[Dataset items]
* BEGIN *
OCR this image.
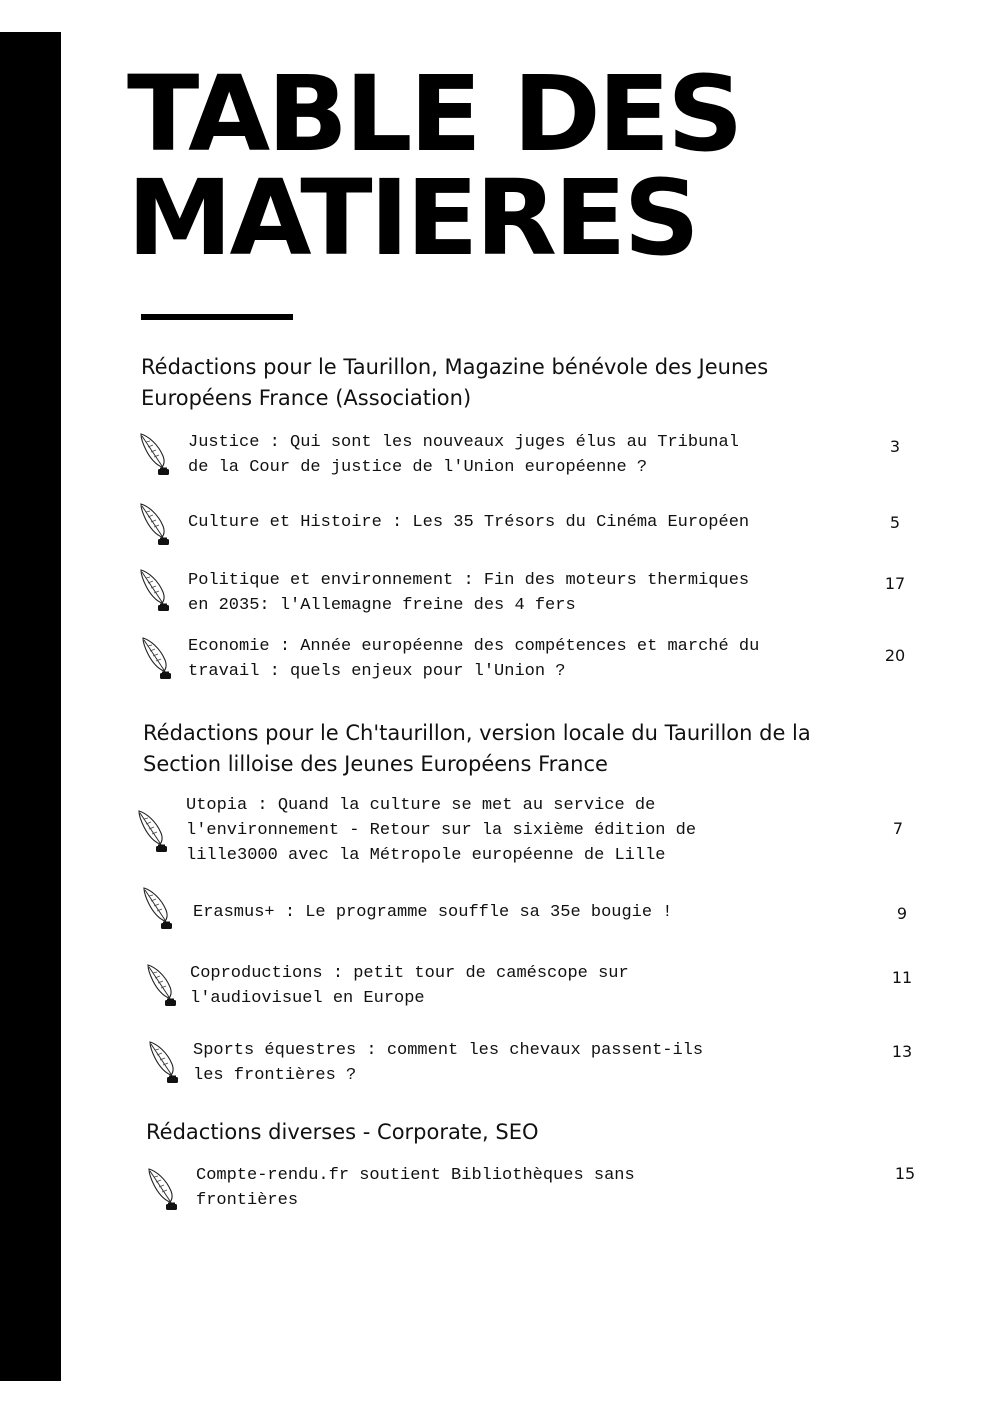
TABLE DES
MATIERES
Rédactions pour le Taurillon, Magazine bénévole des Jeunes
Européens France (Association)
Justice : Qui sont les nouveaux juges élus au Tribunal
de la Cour de justice de l'Union européenne ?
3
Culture et Histoire : Les 35 Trésors du Cinéma Européen	5
Politique et environnement : Fin des moteurs thermiques
en 2035: l'Allemagne freine des 4 fers
17
Economie : Année européenne des compétences et marché du
travail : quels enjeux pour l'Union ?
20
Rédactions pour le Ch'taurillon, version locale du Taurillon de la
Section lilloise des Jeunes Européens France
Utopia : Quand la culture se met au service de
l'environnement - Retour sur la sixième édition de
lille3000 avec la Métropole européenne de Lille
7
Erasmus+ : Le programme souffle sa 35e bougie !	9
Coproductions : petit tour de caméscope sur
l'audiovisuel en Europe
11
Sports équestres : comment les chevaux passent-ils
les frontières ?
13
Rédactions diverses - Corporate, SEO
Compte-rendu.fr soutient Bibliothèques sans
frontières
15
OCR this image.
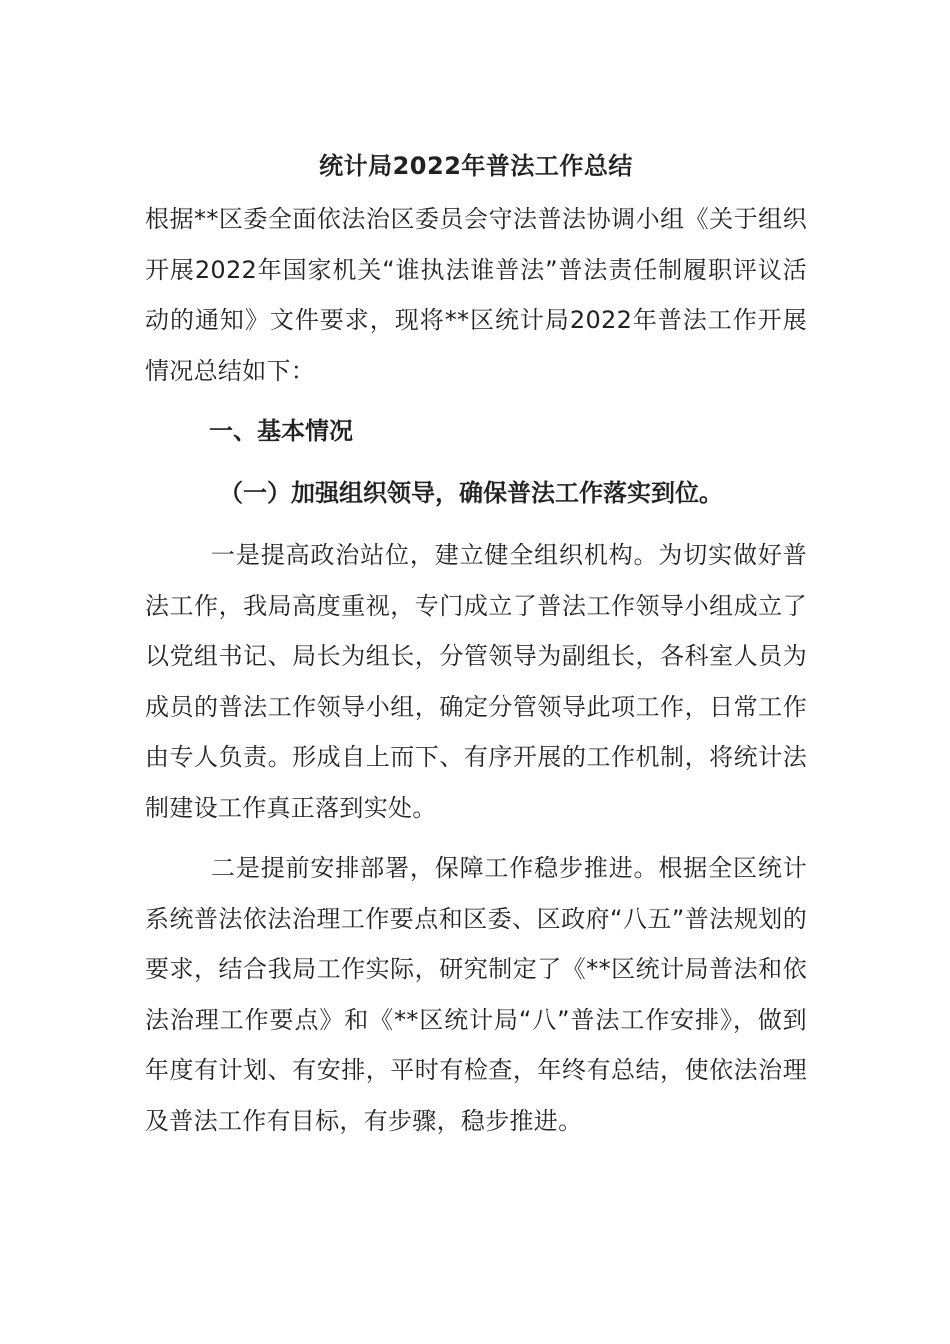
统计局2022年普法工作总结

根据**区委全面依法治区委员会守法普法协调小组《关于组织开展2022年国家机关“谁执法谁普法”普法责任制履职评议活动的通知》文件要求，现将**区统计局2022年普法工作开展情况总结如下：

一、基本情况
（一）加强组织领导，确保普法工作落实到位。

一是提高政治站位，建立健全组织机构。为切实做好普法工作，我局高度重视，专门成立了普法工作领导小组成立了以党组书记、局长为组长，分管领导为副组长，各科室人员为成员的普法工作领导小组，确定分管领导此项工作，日常工作由专人负责。形成自上而下、有序开展的工作机制，将统计法制建设工作真正落到实处。

二是提前安排部署，保障工作稳步推进。根据全区统计系统普法依法治理工作要点和区委、区政府“八五”普法规划的要求，结合我局工作实际，研究制定了《**区统计局普法和依法治理工作要点》和《**区统计局“八”普法工作安排》，做到年度有计划、有安排，平时有检查，年终有总结，使依法治理及普法工作有目标，有步骤，稳步推进。
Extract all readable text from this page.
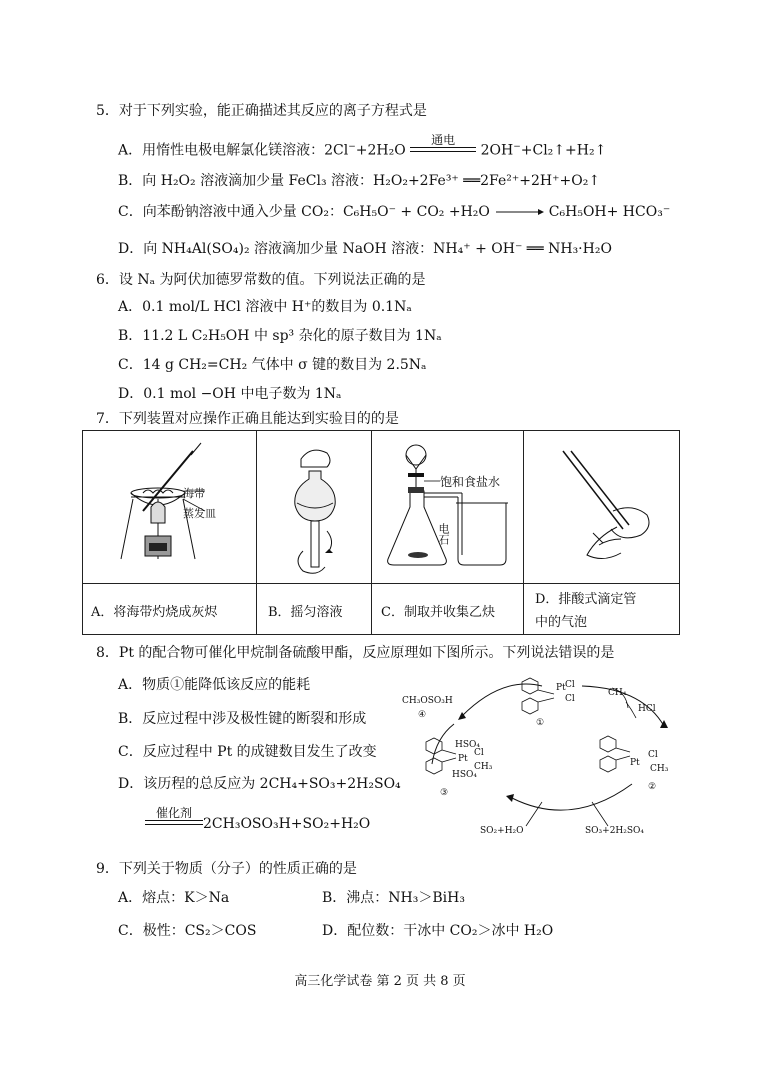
5．对于下列实验，能正确描述其反应的离子方程式是
A．用惰性电极电解氯化镁溶液：2Cl−+2H₂O
通电
2OH−+Cl₂↑+H₂↑
B．向 H₂O₂ 溶液滴加少量 FeCl₃ 溶液：H₂O₂+2Fe³⁺ ══2Fe²⁺+2H⁺+O₂↑
C．向苯酚钠溶液中通入少量 CO₂：C₆H₅O⁻ + CO₂ +H₂O	C₆H₅OH+ HCO₃⁻
D．向 NH₄Al(SO₄)₂ 溶液滴加少量 NaOH 溶液：NH₄⁺ + OH⁻ ══ NH₃·H₂O
6．设 Nₐ 为阿伏加德罗常数的值。下列说法正确的是
A．0.1 mol/L HCl 溶液中 H⁺的数目为 0.1Nₐ
B．11.2 L C₂H₅OH 中 sp³ 杂化的原子数目为 1Nₐ
C．14 g CH₂=CH₂ 气体中 σ 键的数目为 2.5Nₐ
D．0.1 mol −OH 中电子数为 1Nₐ
7．下列装置对应操作正确且能达到实验目的的是
海带
蒸发皿
饱和食盐水
电石
A．将海带灼烧成灰烬	B．摇匀溶液	C．制取并收集乙炔
D．排酸式滴定管
中的气泡
8．Pt 的配合物可催化甲烷制备硫酸甲酯，反应原理如下图所示。下列说法错误的是
A．物质①能降低该反应的能耗
B．反应过程中涉及极性键的断裂和形成
C．反应过程中 Pt 的成键数目发生了改变
D．该历程的总反应为 2CH₄+SO₃+2H₂SO₄
催化剂
2CH₃OSO₃H+SO₂+H₂O
CH₃OSO₃H
④
Pt Cl
Cl
①
CH₄
HCl
HSO₄
Pt
Cl
CH₃
HSO₄
③
Pt
Cl
CH₃
②
SO₂+H₂O	SO₃+2H₂SO₄
9．下列关于物质（分子）的性质正确的是
A．熔点：K＞Na	B．沸点：NH₃＞BiH₃
C．极性：CS₂＞COS	D．配位数：干冰中 CO₂＞冰中 H₂O
高三化学试卷 第 2 页 共 8 页
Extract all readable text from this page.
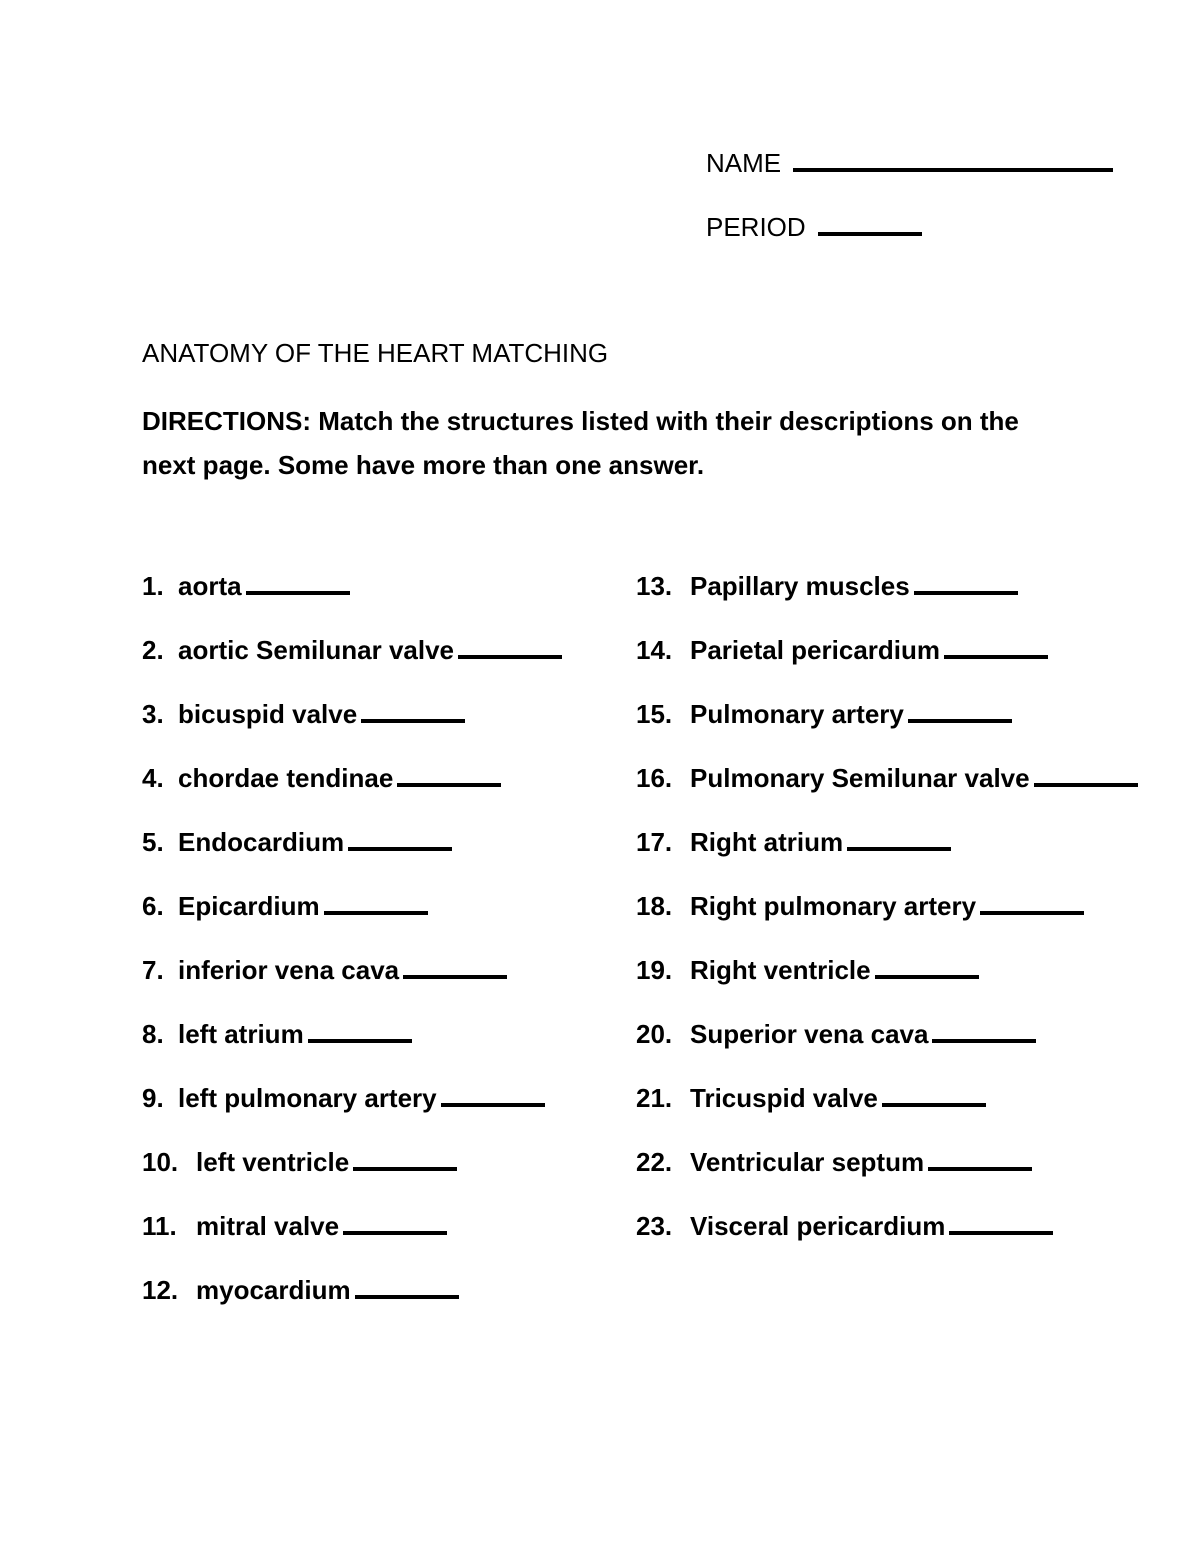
NAME
PERIOD
ANATOMY OF THE HEART MATCHING
DIRECTIONS: Match the structures listed with their descriptions on the next page. Some have more than one answer.
1. aorta
2. aortic Semilunar valve
3. bicuspid valve
4. chordae tendinae
5. Endocardium
6. Epicardium
7. inferior vena cava
8. left atrium
9. left pulmonary artery
10. left ventricle
11. mitral valve
12. myocardium
13. Papillary muscles
14. Parietal pericardium
15. Pulmonary artery
16. Pulmonary Semilunar valve
17. Right atrium
18. Right pulmonary artery
19. Right ventricle
20. Superior vena cava
21. Tricuspid valve
22. Ventricular septum
23. Visceral pericardium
* END *
#### [What needs to be done]
Write out the entries above verbatim; the pictures do not belong in your copy.

#### [Result of the task]
OCR this image.
TABLE DES
MATIERES
Rédactions pour le Taurillon, Magazine bénévole des Jeunes
Européens France (Association)
Justice : Qui sont les nouveaux juges élus au Tribunal
de la Cour de justice de l'Union européenne ?
3
Culture et Histoire : Les 35 Trésors du Cinéma Européen	5
Politique et environnement : Fin des moteurs thermiques
en 2035: l'Allemagne freine des 4 fers
17
Economie : Année européenne des compétences et marché du
travail : quels enjeux pour l'Union ?
20
Rédactions pour le Ch'taurillon, version locale du Taurillon de la
Section lilloise des Jeunes Européens France
Utopia : Quand la culture se met au service de
l'environnement - Retour sur la sixième édition de
lille3000 avec la Métropole européenne de Lille
7
Erasmus+ : Le programme souffle sa 35e bougie !	9
Coproductions : petit tour de caméscope sur
l'audiovisuel en Europe
11
Sports équestres : comment les chevaux passent-ils
les frontières ?
13
Rédactions diverses - Corporate, SEO
Compte-rendu.fr soutient Bibliothèques sans
frontières
15
OCR this image.
统计局2022年普法工作总结

根据**区委全面依法治区委员会守法普法协调小组《关于组织开展2022年国家机关“谁执法谁普法”普法责任制履职评议活动的通知》文件要求，现将**区统计局2022年普法工作开展情况总结如下：

一、基本情况
（一）加强组织领导，确保普法工作落实到位。

一是提高政治站位，建立健全组织机构。为切实做好普法工作，我局高度重视，专门成立了普法工作领导小组成立了以党组书记、局长为组长，分管领导为副组长，各科室人员为成员的普法工作领导小组，确定分管领导此项工作，日常工作由专人负责。形成自上而下、有序开展的工作机制，将统计法制建设工作真正落到实处。

二是提前安排部署，保障工作稳步推进。根据全区统计系统普法依法治理工作要点和区委、区政府“八五”普法规划的要求，结合我局工作实际，研究制定了《**区统计局普法和依法治理工作要点》和《**区统计局“八”普法工作安排》，做到年度有计划、有安排，平时有检查，年终有总结，使依法治理及普法工作有目标，有步骤，稳步推进。
Extract all readable text from this page.
5．对于下列实验，能正确描述其反应的离子方程式是
A．用惰性电极电解氯化镁溶液：2Cl−+2H₂O
通电
2OH−+Cl₂↑+H₂↑
B．向 H₂O₂ 溶液滴加少量 FeCl₃ 溶液：H₂O₂+2Fe³⁺ ══2Fe²⁺+2H⁺+O₂↑
C．向苯酚钠溶液中通入少量 CO₂：C₆H₅O⁻ + CO₂ +H₂O	C₆H₅OH+ HCO₃⁻
D．向 NH₄Al(SO₄)₂ 溶液滴加少量 NaOH 溶液：NH₄⁺ + OH⁻ ══ NH₃·H₂O
6．设 Nₐ 为阿伏加德罗常数的值。下列说法正确的是
A．0.1 mol/L HCl 溶液中 H⁺的数目为 0.1Nₐ
B．11.2 L C₂H₅OH 中 sp³ 杂化的原子数目为 1Nₐ
C．14 g CH₂=CH₂ 气体中 σ 键的数目为 2.5Nₐ
D．0.1 mol −OH 中电子数为 1Nₐ
7．下列装置对应操作正确且能达到实验目的的是
海带
蒸发皿
饱和食盐水
电石
A．将海带灼烧成灰烬	B．摇匀溶液	C．制取并收集乙炔
D．排酸式滴定管
中的气泡
8．Pt 的配合物可催化甲烷制备硫酸甲酯，反应原理如下图所示。下列说法错误的是
A．物质①能降低该反应的能耗
B．反应过程中涉及极性键的断裂和形成
C．反应过程中 Pt 的成键数目发生了改变
D．该历程的总反应为 2CH₄+SO₃+2H₂SO₄
催化剂
2CH₃OSO₃H+SO₂+H₂O
CH₃OSO₃H
④
Pt Cl
Cl
①
CH₄
HCl
HSO₄
Pt
Cl
CH₃
HSO₄
③
Pt
Cl
CH₃
②
SO₂+H₂O	SO₃+2H₂SO₄
9．下列关于物质（分子）的性质正确的是
A．熔点：K＞Na	B．沸点：NH₃＞BiH₃
C．极性：CS₂＞COS	D．配位数：干冰中 CO₂＞冰中 H₂O
高三化学试卷 第 2 页 共 8 页
Extract all readable text from this page.
NAME
PERIOD
ANATOMY OF THE HEART MATCHING
DIRECTIONS: Match the structures listed with their descriptions on the next page. Some have more than one answer.
1. aorta
2. aortic Semilunar valve
3. bicuspid valve
4. chordae tendinae
5. Endocardium
6. Epicardium
7. inferior vena cava
8. left atrium
9. left pulmonary artery
10. left ventricle
11. mitral valve
12. myocardium
13. Papillary muscles
14. Parietal pericardium
15. Pulmonary artery
16. Pulmonary Semilunar valve
17. Right atrium
18. Right pulmonary artery
19. Right ventricle
20. Superior vena cava
21. Tricuspid valve
22. Ventricular septum
23. Visceral pericardium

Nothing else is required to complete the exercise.